● **Problem details**: Report only the number of lines in this material that include "JSON".

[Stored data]
******************************

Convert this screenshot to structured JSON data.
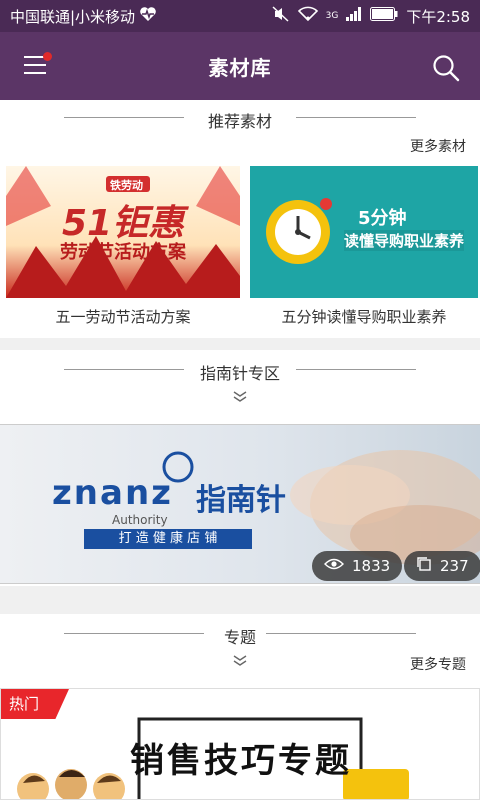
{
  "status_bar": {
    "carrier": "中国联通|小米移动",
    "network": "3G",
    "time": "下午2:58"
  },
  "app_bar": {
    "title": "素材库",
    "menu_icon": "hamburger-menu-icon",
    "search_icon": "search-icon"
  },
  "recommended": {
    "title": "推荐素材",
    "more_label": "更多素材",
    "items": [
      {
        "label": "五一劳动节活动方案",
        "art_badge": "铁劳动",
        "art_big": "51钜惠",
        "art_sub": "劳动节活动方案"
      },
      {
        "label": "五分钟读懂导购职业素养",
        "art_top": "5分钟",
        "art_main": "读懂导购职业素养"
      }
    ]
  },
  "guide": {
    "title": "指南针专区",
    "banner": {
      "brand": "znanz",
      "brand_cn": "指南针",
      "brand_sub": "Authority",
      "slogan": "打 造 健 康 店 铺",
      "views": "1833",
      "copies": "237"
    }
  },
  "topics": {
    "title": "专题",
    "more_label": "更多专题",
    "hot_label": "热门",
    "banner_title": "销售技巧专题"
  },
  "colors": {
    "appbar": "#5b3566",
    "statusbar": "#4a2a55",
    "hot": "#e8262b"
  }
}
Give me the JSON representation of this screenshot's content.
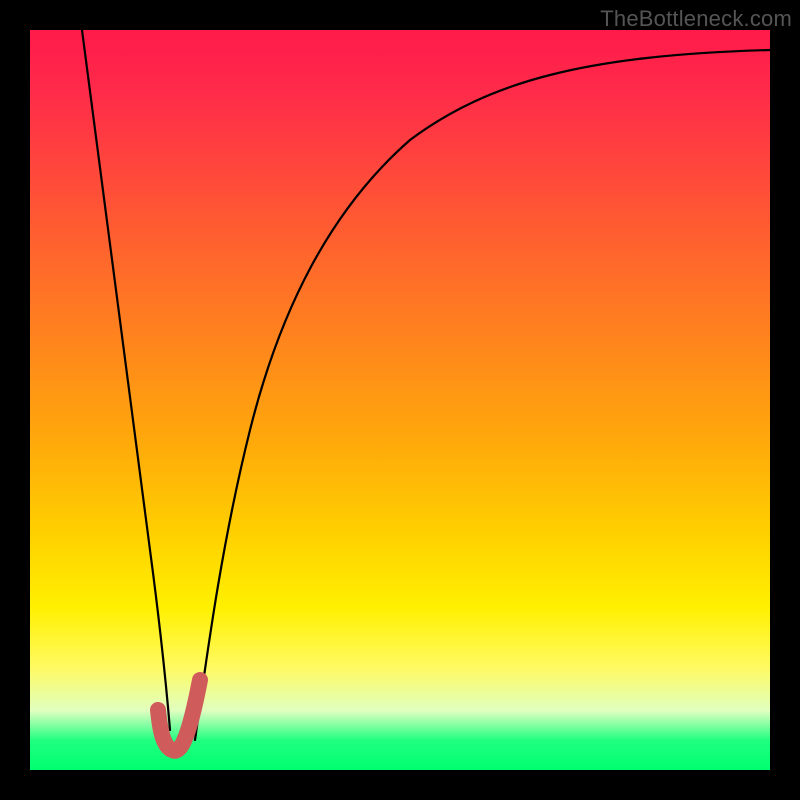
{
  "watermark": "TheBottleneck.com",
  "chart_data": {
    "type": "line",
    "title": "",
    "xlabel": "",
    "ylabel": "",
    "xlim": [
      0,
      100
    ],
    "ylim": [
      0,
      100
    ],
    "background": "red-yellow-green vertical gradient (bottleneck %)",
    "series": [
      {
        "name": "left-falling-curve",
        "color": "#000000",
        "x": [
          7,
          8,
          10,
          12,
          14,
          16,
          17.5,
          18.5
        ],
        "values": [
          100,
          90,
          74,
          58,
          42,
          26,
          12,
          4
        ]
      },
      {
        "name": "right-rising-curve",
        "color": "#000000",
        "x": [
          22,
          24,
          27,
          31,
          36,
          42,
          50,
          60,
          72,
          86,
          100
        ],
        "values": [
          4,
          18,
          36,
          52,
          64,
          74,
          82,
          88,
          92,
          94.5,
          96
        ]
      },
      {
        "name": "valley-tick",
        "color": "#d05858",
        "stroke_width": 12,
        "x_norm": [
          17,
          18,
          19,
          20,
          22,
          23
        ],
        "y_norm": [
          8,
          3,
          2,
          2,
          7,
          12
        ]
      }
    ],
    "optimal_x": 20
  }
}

******************************

● **Completed exercise**: 2